> **REQUEST**: Copy every line of the records below that holds the word "Semi".
* Start WORKING DATA *
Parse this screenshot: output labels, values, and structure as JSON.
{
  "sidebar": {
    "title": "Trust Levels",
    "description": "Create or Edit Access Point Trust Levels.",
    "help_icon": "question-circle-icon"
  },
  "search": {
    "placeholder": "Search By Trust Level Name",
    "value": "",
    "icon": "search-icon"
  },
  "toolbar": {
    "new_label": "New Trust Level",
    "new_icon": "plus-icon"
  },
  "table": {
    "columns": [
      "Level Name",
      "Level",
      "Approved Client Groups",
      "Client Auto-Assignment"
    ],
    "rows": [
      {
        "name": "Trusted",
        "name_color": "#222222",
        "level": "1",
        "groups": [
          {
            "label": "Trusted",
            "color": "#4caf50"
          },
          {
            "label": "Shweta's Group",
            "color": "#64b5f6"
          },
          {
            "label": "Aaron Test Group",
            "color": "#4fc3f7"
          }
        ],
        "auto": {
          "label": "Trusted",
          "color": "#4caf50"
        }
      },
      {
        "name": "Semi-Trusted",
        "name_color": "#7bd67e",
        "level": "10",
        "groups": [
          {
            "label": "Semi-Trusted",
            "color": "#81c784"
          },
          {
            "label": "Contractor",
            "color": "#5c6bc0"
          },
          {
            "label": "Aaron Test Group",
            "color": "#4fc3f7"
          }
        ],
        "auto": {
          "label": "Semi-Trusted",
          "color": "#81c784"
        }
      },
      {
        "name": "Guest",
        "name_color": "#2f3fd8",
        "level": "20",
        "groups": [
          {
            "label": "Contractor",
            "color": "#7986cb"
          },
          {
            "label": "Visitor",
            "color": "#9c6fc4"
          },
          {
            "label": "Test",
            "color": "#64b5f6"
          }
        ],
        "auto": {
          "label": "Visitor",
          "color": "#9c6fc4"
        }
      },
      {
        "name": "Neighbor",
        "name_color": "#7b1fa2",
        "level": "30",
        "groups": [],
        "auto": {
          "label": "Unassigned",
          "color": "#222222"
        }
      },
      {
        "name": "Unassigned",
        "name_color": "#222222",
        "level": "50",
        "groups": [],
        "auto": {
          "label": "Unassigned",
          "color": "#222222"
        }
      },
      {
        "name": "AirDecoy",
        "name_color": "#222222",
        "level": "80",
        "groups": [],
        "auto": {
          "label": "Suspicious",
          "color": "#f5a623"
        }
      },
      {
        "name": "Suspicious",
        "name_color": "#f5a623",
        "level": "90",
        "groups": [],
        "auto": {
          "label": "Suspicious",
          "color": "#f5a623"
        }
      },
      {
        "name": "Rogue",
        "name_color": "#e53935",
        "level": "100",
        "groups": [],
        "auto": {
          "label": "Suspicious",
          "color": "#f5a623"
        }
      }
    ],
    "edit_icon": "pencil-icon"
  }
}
* End WORKING DATA *
> **ANSWER IN FULL**:
        "name": "Semi-Trusted",
            "label": "Semi-Trusted",
          "label": "Semi-Trusted",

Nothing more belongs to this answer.